Task goal =
Emit the entire listing verbatim.

Available data =
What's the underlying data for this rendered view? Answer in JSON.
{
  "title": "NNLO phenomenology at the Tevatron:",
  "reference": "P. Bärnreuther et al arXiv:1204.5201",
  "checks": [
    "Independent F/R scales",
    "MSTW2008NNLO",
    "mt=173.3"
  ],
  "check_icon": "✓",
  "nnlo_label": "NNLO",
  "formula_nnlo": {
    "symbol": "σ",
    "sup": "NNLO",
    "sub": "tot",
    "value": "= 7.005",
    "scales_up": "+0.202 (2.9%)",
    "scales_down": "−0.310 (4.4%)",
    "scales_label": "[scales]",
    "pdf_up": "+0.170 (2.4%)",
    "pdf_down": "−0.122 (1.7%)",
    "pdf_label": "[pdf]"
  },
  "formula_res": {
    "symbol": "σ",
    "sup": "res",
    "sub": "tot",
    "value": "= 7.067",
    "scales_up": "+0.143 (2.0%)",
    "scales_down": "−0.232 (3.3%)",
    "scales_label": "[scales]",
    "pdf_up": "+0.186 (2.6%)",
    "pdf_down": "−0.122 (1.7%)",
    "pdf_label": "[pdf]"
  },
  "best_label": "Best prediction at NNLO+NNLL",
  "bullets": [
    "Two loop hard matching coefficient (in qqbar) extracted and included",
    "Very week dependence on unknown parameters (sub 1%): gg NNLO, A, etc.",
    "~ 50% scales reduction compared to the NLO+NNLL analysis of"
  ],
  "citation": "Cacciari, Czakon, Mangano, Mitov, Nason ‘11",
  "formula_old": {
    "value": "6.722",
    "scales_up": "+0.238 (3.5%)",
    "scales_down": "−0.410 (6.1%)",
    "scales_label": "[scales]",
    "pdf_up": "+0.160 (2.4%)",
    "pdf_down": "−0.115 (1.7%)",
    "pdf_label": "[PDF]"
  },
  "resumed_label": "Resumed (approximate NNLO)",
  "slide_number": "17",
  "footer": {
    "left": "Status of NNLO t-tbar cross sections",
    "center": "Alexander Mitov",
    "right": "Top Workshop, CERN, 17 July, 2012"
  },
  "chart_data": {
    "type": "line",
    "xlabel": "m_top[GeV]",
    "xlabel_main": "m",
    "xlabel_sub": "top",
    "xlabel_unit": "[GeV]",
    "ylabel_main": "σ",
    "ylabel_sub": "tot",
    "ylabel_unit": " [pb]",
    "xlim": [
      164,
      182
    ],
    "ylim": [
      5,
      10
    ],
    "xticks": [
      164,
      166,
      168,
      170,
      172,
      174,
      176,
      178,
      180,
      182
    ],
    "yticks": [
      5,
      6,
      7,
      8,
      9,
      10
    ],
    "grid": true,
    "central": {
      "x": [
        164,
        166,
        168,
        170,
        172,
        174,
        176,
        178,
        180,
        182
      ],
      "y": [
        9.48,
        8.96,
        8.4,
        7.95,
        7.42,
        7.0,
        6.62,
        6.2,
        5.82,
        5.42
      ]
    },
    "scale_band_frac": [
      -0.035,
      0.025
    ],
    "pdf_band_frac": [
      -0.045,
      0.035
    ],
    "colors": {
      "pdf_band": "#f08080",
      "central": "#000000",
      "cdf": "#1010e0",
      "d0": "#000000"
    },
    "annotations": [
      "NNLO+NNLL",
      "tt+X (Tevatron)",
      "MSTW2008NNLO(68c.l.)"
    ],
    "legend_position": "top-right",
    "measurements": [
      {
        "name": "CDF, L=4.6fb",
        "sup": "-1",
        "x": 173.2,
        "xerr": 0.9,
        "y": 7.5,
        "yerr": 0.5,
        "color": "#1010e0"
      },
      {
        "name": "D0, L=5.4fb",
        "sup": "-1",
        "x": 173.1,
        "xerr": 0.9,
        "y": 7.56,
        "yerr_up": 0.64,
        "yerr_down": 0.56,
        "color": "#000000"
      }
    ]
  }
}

Exercise solution =
What's the underlying data for this rendered view? Answer in JSON.
{
  "title": "NNLO phenomenology at the Tevatron:",
  "reference": "P. Bärnreuther et al arXiv:1204.5201",
  "checks": [
    "Independent F/R scales",
    "MSTW2008NNLO",
    "mt=173.3"
  ],
  "check_icon": "✓",
  "nnlo_label": "NNLO",
  "formula_nnlo": {
    "symbol": "σ",
    "sup": "NNLO",
    "sub": "tot",
    "value": "= 7.005",
    "scales_up": "+0.202 (2.9%)",
    "scales_down": "−0.310 (4.4%)",
    "scales_label": "[scales]",
    "pdf_up": "+0.170 (2.4%)",
    "pdf_down": "−0.122 (1.7%)",
    "pdf_label": "[pdf]"
  },
  "formula_res": {
    "symbol": "σ",
    "sup": "res",
    "sub": "tot",
    "value": "= 7.067",
    "scales_up": "+0.143 (2.0%)",
    "scales_down": "−0.232 (3.3%)",
    "scales_label": "[scales]",
    "pdf_up": "+0.186 (2.6%)",
    "pdf_down": "−0.122 (1.7%)",
    "pdf_label": "[pdf]"
  },
  "best_label": "Best prediction at NNLO+NNLL",
  "bullets": [
    "Two loop hard matching coefficient (in qqbar) extracted and included",
    "Very week dependence on unknown parameters (sub 1%): gg NNLO, A, etc.",
    "~ 50% scales reduction compared to the NLO+NNLL analysis of"
  ],
  "citation": "Cacciari, Czakon, Mangano, Mitov, Nason ‘11",
  "formula_old": {
    "value": "6.722",
    "scales_up": "+0.238 (3.5%)",
    "scales_down": "−0.410 (6.1%)",
    "scales_label": "[scales]",
    "pdf_up": "+0.160 (2.4%)",
    "pdf_down": "−0.115 (1.7%)",
    "pdf_label": "[PDF]"
  },
  "resumed_label": "Resumed (approximate NNLO)",
  "slide_number": "17",
  "footer": {
    "left": "Status of NNLO t-tbar cross sections",
    "center": "Alexander Mitov",
    "right": "Top Workshop, CERN, 17 July, 2012"
  },
  "chart_data": {
    "type": "line",
    "xlabel": "m_top[GeV]",
    "xlabel_main": "m",
    "xlabel_sub": "top",
    "xlabel_unit": "[GeV]",
    "ylabel_main": "σ",
    "ylabel_sub": "tot",
    "ylabel_unit": " [pb]",
    "xlim": [
      164,
      182
    ],
    "ylim": [
      5,
      10
    ],
    "xticks": [
      164,
      166,
      168,
      170,
      172,
      174,
      176,
      178,
      180,
      182
    ],
    "yticks": [
      5,
      6,
      7,
      8,
      9,
      10
    ],
    "grid": true,
    "central": {
      "x": [
        164,
        166,
        168,
        170,
        172,
        174,
        176,
        178,
        180,
        182
      ],
      "y": [
        9.48,
        8.96,
        8.4,
        7.95,
        7.42,
        7.0,
        6.62,
        6.2,
        5.82,
        5.42
      ]
    },
    "scale_band_frac": [
      -0.035,
      0.025
    ],
    "pdf_band_frac": [
      -0.045,
      0.035
    ],
    "colors": {
      "pdf_band": "#f08080",
      "central": "#000000",
      "cdf": "#1010e0",
      "d0": "#000000"
    },
    "annotations": [
      "NNLO+NNLL",
      "tt+X (Tevatron)",
      "MSTW2008NNLO(68c.l.)"
    ],
    "legend_position": "top-right",
    "measurements": [
      {
        "name": "CDF, L=4.6fb",
        "sup": "-1",
        "x": 173.2,
        "xerr": 0.9,
        "y": 7.5,
        "yerr": 0.5,
        "color": "#1010e0"
      },
      {
        "name": "D0, L=5.4fb",
        "sup": "-1",
        "x": 173.1,
        "xerr": 0.9,
        "y": 7.56,
        "yerr_up": 0.64,
        "yerr_down": 0.56,
        "color": "#000000"
      }
    ]
  }
}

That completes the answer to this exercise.